↓↓↓

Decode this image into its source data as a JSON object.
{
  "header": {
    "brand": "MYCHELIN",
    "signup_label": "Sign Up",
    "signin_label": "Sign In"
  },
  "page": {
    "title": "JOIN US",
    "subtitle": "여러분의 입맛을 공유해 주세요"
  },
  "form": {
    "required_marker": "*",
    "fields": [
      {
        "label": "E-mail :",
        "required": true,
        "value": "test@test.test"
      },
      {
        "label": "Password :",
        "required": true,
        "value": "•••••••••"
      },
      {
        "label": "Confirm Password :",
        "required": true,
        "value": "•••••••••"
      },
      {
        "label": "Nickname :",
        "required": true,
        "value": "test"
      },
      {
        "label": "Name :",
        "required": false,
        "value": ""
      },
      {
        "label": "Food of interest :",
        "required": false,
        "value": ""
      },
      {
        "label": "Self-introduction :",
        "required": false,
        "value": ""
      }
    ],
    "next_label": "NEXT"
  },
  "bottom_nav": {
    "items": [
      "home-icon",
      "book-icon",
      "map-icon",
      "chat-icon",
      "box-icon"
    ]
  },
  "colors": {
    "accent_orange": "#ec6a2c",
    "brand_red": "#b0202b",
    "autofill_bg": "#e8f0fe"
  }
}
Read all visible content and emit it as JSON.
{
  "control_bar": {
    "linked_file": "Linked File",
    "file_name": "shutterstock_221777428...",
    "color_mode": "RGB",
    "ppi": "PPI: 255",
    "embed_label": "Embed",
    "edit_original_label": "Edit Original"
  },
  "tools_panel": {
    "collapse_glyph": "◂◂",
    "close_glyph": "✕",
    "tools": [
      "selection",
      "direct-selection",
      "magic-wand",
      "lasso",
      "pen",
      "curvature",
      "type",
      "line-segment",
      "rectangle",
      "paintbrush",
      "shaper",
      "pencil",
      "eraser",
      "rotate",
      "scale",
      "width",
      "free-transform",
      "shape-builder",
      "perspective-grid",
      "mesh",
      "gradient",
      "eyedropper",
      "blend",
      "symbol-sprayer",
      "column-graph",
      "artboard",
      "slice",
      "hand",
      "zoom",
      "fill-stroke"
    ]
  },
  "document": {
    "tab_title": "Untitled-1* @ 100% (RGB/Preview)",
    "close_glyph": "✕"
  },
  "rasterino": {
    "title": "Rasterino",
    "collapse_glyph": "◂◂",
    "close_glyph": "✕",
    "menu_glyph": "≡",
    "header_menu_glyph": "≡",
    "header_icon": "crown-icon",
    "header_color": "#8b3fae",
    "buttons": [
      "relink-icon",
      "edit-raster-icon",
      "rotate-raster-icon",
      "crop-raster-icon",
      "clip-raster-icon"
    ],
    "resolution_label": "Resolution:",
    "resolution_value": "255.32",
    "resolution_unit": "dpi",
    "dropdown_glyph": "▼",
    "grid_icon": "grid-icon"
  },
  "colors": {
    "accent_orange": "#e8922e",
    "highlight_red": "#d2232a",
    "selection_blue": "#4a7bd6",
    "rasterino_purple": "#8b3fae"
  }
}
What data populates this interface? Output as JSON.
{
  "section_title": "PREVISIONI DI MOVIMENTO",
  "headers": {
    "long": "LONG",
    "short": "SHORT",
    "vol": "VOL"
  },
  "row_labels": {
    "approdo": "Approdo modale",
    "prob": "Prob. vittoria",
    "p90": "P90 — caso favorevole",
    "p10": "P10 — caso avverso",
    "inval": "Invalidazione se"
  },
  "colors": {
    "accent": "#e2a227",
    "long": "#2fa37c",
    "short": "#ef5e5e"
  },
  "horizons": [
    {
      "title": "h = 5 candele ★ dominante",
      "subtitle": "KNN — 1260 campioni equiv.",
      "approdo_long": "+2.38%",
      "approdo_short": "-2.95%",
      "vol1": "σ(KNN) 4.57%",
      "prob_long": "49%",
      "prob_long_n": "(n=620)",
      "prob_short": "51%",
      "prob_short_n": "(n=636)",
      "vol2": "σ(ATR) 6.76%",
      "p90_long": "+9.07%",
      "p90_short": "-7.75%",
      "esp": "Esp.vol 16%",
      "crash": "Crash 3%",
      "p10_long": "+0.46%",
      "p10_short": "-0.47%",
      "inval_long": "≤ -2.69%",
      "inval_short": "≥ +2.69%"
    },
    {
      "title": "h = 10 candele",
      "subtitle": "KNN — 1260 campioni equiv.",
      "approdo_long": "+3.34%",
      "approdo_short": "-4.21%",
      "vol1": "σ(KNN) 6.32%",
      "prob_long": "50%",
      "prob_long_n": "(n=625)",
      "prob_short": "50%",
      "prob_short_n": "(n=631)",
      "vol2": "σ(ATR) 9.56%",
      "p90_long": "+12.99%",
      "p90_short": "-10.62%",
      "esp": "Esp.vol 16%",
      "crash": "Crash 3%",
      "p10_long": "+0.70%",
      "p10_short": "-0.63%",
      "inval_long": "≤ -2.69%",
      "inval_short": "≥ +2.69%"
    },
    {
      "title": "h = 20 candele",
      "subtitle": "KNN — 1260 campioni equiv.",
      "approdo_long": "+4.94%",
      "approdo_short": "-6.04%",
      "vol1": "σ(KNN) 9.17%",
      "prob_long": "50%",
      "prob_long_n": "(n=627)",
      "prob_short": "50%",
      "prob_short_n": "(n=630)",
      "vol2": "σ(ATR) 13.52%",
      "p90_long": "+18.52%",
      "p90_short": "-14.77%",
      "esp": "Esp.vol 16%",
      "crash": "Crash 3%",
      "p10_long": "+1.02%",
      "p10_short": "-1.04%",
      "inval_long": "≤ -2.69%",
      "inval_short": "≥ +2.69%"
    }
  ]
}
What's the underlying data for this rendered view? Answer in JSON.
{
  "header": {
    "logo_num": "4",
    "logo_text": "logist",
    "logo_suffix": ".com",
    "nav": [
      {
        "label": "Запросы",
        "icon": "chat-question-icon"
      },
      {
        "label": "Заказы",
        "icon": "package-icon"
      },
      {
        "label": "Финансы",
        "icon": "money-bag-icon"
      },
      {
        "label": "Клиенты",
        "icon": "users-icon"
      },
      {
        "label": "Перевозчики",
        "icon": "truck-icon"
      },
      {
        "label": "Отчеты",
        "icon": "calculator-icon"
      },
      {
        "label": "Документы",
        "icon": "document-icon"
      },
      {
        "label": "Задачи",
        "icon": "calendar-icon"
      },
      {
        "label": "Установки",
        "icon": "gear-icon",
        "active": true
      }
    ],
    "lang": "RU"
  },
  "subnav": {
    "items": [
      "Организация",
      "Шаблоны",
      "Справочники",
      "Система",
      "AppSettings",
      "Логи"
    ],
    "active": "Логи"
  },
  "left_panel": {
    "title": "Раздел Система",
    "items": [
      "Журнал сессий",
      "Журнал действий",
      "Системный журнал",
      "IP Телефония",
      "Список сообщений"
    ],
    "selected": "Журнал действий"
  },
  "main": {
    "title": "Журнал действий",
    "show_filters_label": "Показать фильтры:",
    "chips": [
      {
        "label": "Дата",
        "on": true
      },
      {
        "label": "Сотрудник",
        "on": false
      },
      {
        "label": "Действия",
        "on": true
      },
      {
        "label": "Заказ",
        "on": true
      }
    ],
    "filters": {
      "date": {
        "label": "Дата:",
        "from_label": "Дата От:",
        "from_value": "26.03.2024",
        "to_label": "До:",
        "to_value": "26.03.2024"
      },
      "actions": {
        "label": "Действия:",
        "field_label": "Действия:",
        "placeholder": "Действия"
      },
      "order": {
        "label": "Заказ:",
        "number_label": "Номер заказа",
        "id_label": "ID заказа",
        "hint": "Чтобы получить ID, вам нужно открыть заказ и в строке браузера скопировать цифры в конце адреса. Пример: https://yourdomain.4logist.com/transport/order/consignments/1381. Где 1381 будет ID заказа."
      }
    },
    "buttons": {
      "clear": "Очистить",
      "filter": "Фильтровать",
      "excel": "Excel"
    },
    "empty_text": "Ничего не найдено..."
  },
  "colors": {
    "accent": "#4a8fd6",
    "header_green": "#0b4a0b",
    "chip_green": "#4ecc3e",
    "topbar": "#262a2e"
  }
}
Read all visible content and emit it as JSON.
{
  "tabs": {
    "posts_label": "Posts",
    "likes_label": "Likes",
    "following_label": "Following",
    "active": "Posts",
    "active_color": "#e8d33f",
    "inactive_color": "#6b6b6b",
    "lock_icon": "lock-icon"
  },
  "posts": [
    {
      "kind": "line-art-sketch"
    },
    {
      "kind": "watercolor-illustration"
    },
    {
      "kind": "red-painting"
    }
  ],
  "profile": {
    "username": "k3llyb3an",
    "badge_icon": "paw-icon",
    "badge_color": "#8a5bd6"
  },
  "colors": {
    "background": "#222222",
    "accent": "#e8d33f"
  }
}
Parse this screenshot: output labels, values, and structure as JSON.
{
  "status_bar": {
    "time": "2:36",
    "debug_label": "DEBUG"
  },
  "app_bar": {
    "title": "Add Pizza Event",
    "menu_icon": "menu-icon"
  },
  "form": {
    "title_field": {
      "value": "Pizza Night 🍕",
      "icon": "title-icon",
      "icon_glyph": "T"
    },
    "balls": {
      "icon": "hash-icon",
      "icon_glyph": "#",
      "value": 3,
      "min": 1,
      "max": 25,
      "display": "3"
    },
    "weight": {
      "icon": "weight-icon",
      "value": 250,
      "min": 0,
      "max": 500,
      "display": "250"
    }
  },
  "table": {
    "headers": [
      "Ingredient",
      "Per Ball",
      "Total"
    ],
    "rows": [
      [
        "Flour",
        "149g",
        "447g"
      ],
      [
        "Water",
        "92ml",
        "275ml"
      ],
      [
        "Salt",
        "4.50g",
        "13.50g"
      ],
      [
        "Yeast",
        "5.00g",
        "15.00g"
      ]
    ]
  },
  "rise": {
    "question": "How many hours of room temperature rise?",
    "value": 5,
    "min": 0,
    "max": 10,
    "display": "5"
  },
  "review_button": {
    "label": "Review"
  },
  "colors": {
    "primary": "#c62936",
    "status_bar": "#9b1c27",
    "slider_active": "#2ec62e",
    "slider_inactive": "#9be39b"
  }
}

↑↑↑

- [Goal]: Using the records above, copy each line that contains "JSON".

- [Solution for this exercise]:
Decode this image into its source data as a JSON object.
Read all visible content and emit it as JSON.
What data populates this interface? Output as JSON.
What's the underlying data for this rendered view? Answer in JSON.
Read all visible content and emit it as JSON.
Parse this screenshot: output labels, values, and structure as JSON.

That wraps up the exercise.